┌──
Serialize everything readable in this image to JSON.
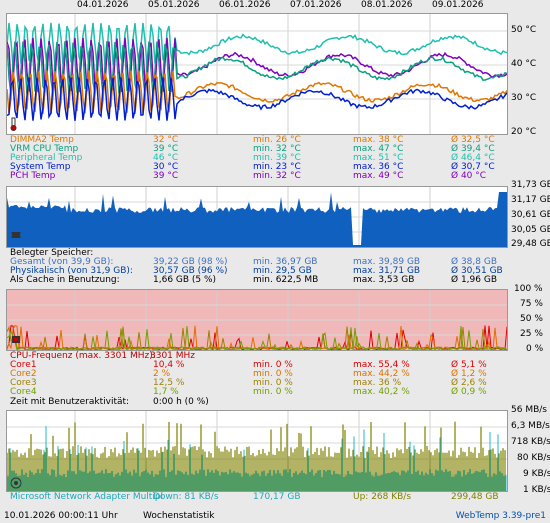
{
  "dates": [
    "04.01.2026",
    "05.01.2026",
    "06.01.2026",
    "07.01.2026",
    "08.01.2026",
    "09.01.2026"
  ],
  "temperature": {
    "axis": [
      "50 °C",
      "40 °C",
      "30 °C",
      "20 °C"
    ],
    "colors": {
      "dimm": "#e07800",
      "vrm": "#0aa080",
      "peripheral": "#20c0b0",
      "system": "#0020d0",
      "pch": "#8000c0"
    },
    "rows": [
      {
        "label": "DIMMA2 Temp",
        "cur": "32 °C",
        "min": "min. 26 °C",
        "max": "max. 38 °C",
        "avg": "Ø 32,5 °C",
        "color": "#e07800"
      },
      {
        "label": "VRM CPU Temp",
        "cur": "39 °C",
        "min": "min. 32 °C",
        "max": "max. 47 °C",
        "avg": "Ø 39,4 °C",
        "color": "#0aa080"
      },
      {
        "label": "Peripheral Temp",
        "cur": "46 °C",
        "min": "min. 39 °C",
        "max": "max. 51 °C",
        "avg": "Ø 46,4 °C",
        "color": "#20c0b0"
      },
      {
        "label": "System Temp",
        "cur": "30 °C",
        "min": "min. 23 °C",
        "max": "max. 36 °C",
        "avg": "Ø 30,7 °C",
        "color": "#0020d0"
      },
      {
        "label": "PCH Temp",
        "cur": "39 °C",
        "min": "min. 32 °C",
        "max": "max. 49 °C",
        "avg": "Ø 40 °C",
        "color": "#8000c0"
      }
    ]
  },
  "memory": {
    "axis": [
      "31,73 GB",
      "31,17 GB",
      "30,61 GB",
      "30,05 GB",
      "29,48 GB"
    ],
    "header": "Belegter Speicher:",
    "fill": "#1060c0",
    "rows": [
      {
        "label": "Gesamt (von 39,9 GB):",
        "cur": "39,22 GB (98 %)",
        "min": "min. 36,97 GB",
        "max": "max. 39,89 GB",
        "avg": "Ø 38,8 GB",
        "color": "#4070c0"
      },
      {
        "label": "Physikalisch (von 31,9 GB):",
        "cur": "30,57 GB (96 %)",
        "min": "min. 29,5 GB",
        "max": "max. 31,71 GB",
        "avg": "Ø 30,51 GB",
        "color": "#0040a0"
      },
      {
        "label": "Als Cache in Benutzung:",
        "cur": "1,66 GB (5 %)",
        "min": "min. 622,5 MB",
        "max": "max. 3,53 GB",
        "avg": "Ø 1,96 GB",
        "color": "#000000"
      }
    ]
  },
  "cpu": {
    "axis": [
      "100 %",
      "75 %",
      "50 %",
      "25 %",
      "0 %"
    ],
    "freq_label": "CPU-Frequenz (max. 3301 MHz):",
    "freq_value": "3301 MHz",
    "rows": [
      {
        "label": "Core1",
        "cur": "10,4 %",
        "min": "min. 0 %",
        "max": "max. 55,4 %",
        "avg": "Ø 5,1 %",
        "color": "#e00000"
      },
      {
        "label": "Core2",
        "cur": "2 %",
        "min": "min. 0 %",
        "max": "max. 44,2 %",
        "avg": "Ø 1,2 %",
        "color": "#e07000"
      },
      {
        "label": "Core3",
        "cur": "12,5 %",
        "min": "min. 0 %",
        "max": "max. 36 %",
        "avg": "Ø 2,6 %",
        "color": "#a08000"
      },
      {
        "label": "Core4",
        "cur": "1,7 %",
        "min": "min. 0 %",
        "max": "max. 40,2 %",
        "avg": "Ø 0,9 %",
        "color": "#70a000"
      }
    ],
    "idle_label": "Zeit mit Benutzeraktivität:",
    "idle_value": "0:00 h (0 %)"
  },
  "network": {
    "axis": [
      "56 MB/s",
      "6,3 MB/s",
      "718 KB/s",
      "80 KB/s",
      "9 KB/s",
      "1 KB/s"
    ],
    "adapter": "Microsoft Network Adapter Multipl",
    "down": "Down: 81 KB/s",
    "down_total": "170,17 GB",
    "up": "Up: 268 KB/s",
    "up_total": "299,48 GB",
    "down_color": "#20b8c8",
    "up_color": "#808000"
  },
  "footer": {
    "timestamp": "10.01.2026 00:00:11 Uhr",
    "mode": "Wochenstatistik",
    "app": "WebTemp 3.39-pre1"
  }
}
└──
┌──
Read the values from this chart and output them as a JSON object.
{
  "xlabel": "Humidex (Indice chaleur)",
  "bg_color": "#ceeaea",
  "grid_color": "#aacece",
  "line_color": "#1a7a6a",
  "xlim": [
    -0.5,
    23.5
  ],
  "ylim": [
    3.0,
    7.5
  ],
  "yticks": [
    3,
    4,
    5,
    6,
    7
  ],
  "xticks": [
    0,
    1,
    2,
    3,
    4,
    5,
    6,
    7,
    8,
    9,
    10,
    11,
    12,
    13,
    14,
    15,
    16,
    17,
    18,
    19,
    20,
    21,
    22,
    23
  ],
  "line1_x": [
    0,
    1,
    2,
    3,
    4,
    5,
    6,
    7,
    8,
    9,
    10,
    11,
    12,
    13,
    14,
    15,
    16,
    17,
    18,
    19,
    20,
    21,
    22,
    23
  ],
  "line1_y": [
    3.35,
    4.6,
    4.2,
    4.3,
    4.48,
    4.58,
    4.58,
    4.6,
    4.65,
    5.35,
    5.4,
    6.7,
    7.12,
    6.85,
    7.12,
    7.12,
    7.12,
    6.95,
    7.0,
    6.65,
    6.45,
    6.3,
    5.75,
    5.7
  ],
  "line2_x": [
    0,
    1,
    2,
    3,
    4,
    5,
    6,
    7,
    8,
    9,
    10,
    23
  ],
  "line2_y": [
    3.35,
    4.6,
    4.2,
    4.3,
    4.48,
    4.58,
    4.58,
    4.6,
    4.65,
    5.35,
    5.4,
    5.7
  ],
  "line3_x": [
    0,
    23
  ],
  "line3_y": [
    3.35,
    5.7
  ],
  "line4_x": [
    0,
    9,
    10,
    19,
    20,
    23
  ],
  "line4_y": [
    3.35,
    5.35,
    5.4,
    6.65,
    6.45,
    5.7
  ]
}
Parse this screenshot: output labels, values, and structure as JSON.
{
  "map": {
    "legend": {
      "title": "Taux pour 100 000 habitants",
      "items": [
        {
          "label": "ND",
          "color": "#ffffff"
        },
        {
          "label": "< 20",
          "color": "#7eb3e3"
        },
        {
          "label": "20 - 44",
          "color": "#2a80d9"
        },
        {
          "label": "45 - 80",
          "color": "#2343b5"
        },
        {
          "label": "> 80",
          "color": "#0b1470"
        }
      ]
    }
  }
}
└──
┌──
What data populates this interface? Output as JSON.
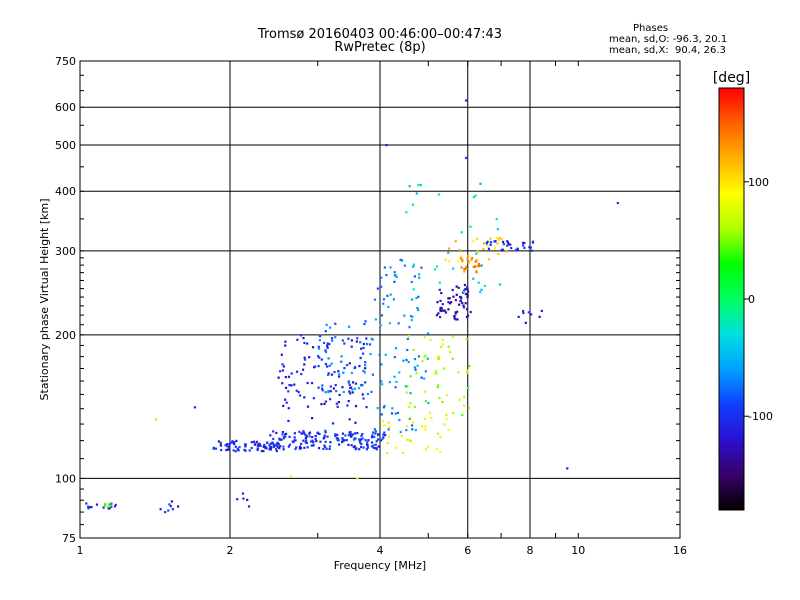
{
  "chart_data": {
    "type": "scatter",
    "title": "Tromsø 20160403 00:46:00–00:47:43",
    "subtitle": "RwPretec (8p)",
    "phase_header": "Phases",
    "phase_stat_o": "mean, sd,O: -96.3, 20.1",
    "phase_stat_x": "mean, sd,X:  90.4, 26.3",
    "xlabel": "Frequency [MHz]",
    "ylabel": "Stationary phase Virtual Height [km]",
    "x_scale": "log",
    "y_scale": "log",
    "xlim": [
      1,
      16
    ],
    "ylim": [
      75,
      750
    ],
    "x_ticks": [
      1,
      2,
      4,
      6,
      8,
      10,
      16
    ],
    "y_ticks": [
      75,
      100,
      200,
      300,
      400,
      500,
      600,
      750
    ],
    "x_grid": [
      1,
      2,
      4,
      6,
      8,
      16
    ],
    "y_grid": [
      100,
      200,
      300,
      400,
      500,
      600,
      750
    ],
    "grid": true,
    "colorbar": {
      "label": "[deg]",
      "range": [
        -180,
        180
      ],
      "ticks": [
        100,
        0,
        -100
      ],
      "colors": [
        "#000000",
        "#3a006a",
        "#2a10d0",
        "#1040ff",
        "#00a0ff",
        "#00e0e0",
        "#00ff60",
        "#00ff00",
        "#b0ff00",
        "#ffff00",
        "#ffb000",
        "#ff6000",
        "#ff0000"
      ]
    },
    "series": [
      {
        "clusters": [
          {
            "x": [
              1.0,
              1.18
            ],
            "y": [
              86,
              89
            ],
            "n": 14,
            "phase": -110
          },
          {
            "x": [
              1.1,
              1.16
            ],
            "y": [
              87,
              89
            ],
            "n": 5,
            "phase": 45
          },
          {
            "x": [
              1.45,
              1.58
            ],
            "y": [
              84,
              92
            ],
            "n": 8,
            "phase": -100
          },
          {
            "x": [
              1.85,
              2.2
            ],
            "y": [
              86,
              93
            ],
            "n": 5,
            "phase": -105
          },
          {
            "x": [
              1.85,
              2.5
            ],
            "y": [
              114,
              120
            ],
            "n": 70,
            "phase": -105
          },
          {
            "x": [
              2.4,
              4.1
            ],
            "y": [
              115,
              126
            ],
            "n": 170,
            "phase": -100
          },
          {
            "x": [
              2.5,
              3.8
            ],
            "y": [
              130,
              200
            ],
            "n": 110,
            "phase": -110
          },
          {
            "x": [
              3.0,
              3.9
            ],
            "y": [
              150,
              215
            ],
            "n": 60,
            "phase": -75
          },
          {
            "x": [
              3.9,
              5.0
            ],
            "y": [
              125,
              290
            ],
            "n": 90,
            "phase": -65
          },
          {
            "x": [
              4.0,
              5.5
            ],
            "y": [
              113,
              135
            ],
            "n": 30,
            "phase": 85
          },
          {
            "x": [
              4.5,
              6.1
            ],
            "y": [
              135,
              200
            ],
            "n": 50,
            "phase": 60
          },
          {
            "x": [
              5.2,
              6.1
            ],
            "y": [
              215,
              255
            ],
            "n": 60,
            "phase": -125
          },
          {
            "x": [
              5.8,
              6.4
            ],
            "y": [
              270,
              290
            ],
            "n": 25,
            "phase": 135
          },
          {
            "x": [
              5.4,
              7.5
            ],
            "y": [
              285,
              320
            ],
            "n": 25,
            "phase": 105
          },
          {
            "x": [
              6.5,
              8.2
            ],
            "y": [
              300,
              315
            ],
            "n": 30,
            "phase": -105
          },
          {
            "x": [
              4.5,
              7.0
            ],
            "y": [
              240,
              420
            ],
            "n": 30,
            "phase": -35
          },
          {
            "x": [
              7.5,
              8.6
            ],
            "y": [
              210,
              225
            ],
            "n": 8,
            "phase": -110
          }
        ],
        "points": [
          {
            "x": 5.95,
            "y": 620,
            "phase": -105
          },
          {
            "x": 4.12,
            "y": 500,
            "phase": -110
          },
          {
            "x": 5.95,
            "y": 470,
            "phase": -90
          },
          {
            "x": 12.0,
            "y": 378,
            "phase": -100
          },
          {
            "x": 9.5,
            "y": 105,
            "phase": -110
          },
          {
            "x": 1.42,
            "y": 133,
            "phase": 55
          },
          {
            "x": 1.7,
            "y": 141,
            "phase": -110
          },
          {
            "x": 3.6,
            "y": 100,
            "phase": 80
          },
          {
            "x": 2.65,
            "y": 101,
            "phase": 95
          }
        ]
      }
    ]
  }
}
└──
WORK INSTRUCTIONS → Pull out each line holding the string "xlabel".

THE ANSWER →
  "xlabel": "Humidex (Indice chaleur)",
    "xlabel": "Frequency [MHz]",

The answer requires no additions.